STATED PROBLEM:
Restate the entries word for word, omitting nothing.

Start PROVIDED RECORDS

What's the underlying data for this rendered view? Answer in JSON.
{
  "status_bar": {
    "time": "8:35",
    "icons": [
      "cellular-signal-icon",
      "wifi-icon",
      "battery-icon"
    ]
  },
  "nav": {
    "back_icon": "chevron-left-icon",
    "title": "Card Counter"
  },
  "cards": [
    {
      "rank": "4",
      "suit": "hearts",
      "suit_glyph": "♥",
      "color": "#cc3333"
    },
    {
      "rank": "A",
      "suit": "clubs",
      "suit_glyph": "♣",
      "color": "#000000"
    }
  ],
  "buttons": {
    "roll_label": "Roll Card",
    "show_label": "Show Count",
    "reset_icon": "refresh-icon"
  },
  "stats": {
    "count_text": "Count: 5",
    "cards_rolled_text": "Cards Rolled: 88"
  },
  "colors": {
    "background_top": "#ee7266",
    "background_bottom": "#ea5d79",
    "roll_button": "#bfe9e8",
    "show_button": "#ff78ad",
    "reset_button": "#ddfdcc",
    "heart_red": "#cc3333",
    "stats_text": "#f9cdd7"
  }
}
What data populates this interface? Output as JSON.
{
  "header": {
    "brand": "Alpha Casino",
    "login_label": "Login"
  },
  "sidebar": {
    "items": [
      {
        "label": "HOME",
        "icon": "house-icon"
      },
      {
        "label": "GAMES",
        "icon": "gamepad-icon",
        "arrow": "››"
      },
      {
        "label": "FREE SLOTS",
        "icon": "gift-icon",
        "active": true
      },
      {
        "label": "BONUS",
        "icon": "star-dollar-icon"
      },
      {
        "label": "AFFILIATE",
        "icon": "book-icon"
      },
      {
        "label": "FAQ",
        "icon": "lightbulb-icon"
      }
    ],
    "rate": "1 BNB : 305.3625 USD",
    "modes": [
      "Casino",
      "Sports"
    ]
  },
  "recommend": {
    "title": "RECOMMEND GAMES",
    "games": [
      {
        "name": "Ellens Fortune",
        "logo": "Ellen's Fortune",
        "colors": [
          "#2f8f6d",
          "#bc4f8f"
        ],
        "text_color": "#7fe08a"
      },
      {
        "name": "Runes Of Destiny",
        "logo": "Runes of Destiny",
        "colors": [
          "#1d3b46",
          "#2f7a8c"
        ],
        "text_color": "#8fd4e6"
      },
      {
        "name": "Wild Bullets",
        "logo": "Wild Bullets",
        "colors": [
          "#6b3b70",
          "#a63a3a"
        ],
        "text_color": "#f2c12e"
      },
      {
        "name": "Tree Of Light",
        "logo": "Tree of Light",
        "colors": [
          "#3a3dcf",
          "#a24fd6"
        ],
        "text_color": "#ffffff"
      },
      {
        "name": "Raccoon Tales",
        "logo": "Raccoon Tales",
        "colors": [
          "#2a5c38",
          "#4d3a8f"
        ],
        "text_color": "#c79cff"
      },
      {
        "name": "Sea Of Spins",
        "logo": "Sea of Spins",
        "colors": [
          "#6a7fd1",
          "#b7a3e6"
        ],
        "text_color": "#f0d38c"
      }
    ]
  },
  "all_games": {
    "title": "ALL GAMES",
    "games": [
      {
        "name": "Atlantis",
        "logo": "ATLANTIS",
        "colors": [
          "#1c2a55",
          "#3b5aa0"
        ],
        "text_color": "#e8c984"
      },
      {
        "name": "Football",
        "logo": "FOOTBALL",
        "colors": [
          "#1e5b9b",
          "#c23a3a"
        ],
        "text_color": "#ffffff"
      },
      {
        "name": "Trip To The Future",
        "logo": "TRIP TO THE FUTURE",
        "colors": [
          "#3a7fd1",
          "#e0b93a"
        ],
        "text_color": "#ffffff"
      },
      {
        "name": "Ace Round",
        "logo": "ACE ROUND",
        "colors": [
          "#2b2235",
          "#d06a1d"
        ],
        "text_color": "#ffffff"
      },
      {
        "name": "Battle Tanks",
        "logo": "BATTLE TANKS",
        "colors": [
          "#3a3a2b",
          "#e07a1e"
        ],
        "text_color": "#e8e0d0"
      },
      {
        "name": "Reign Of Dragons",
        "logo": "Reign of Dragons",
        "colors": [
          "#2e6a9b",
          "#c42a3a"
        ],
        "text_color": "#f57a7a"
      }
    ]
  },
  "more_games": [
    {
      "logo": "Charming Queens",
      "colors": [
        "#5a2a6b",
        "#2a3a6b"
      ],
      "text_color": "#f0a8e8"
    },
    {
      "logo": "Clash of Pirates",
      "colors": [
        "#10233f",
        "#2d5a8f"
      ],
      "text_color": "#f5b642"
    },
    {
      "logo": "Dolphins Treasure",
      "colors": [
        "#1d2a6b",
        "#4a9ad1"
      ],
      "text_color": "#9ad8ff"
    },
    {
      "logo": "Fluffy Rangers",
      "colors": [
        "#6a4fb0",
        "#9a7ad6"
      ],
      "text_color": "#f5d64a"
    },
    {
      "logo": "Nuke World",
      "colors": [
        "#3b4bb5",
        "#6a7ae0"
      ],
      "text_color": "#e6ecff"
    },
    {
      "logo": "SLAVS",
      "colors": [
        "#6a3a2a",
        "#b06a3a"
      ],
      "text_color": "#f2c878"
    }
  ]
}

End PROVIDED RECORDS

THE ANSWER:
What's the underlying data for this rendered view? Answer in JSON.
{
  "status_bar": {
    "time": "8:35",
    "icons": [
      "cellular-signal-icon",
      "wifi-icon",
      "battery-icon"
    ]
  },
  "nav": {
    "back_icon": "chevron-left-icon",
    "title": "Card Counter"
  },
  "cards": [
    {
      "rank": "4",
      "suit": "hearts",
      "suit_glyph": "♥",
      "color": "#cc3333"
    },
    {
      "rank": "A",
      "suit": "clubs",
      "suit_glyph": "♣",
      "color": "#000000"
    }
  ],
  "buttons": {
    "roll_label": "Roll Card",
    "show_label": "Show Count",
    "reset_icon": "refresh-icon"
  },
  "stats": {
    "count_text": "Count: 5",
    "cards_rolled_text": "Cards Rolled: 88"
  },
  "colors": {
    "background_top": "#ee7266",
    "background_bottom": "#ea5d79",
    "roll_button": "#bfe9e8",
    "show_button": "#ff78ad",
    "reset_button": "#ddfdcc",
    "heart_red": "#cc3333",
    "stats_text": "#f9cdd7"
  }
}
What data populates this interface? Output as JSON.
{
  "header": {
    "brand": "Alpha Casino",
    "login_label": "Login"
  },
  "sidebar": {
    "items": [
      {
        "label": "HOME",
        "icon": "house-icon"
      },
      {
        "label": "GAMES",
        "icon": "gamepad-icon",
        "arrow": "››"
      },
      {
        "label": "FREE SLOTS",
        "icon": "gift-icon",
        "active": true
      },
      {
        "label": "BONUS",
        "icon": "star-dollar-icon"
      },
      {
        "label": "AFFILIATE",
        "icon": "book-icon"
      },
      {
        "label": "FAQ",
        "icon": "lightbulb-icon"
      }
    ],
    "rate": "1 BNB : 305.3625 USD",
    "modes": [
      "Casino",
      "Sports"
    ]
  },
  "recommend": {
    "title": "RECOMMEND GAMES",
    "games": [
      {
        "name": "Ellens Fortune",
        "logo": "Ellen's Fortune",
        "colors": [
          "#2f8f6d",
          "#bc4f8f"
        ],
        "text_color": "#7fe08a"
      },
      {
        "name": "Runes Of Destiny",
        "logo": "Runes of Destiny",
        "colors": [
          "#1d3b46",
          "#2f7a8c"
        ],
        "text_color": "#8fd4e6"
      },
      {
        "name": "Wild Bullets",
        "logo": "Wild Bullets",
        "colors": [
          "#6b3b70",
          "#a63a3a"
        ],
        "text_color": "#f2c12e"
      },
      {
        "name": "Tree Of Light",
        "logo": "Tree of Light",
        "colors": [
          "#3a3dcf",
          "#a24fd6"
        ],
        "text_color": "#ffffff"
      },
      {
        "name": "Raccoon Tales",
        "logo": "Raccoon Tales",
        "colors": [
          "#2a5c38",
          "#4d3a8f"
        ],
        "text_color": "#c79cff"
      },
      {
        "name": "Sea Of Spins",
        "logo": "Sea of Spins",
        "colors": [
          "#6a7fd1",
          "#b7a3e6"
        ],
        "text_color": "#f0d38c"
      }
    ]
  },
  "all_games": {
    "title": "ALL GAMES",
    "games": [
      {
        "name": "Atlantis",
        "logo": "ATLANTIS",
        "colors": [
          "#1c2a55",
          "#3b5aa0"
        ],
        "text_color": "#e8c984"
      },
      {
        "name": "Football",
        "logo": "FOOTBALL",
        "colors": [
          "#1e5b9b",
          "#c23a3a"
        ],
        "text_color": "#ffffff"
      },
      {
        "name": "Trip To The Future",
        "logo": "TRIP TO THE FUTURE",
        "colors": [
          "#3a7fd1",
          "#e0b93a"
        ],
        "text_color": "#ffffff"
      },
      {
        "name": "Ace Round",
        "logo": "ACE ROUND",
        "colors": [
          "#2b2235",
          "#d06a1d"
        ],
        "text_color": "#ffffff"
      },
      {
        "name": "Battle Tanks",
        "logo": "BATTLE TANKS",
        "colors": [
          "#3a3a2b",
          "#e07a1e"
        ],
        "text_color": "#e8e0d0"
      },
      {
        "name": "Reign Of Dragons",
        "logo": "Reign of Dragons",
        "colors": [
          "#2e6a9b",
          "#c42a3a"
        ],
        "text_color": "#f57a7a"
      }
    ]
  },
  "more_games": [
    {
      "logo": "Charming Queens",
      "colors": [
        "#5a2a6b",
        "#2a3a6b"
      ],
      "text_color": "#f0a8e8"
    },
    {
      "logo": "Clash of Pirates",
      "colors": [
        "#10233f",
        "#2d5a8f"
      ],
      "text_color": "#f5b642"
    },
    {
      "logo": "Dolphins Treasure",
      "colors": [
        "#1d2a6b",
        "#4a9ad1"
      ],
      "text_color": "#9ad8ff"
    },
    {
      "logo": "Fluffy Rangers",
      "colors": [
        "#6a4fb0",
        "#9a7ad6"
      ],
      "text_color": "#f5d64a"
    },
    {
      "logo": "Nuke World",
      "colors": [
        "#3b4bb5",
        "#6a7ae0"
      ],
      "text_color": "#e6ecff"
    },
    {
      "logo": "SLAVS",
      "colors": [
        "#6a3a2a",
        "#b06a3a"
      ],
      "text_color": "#f2c878"
    }
  ]
}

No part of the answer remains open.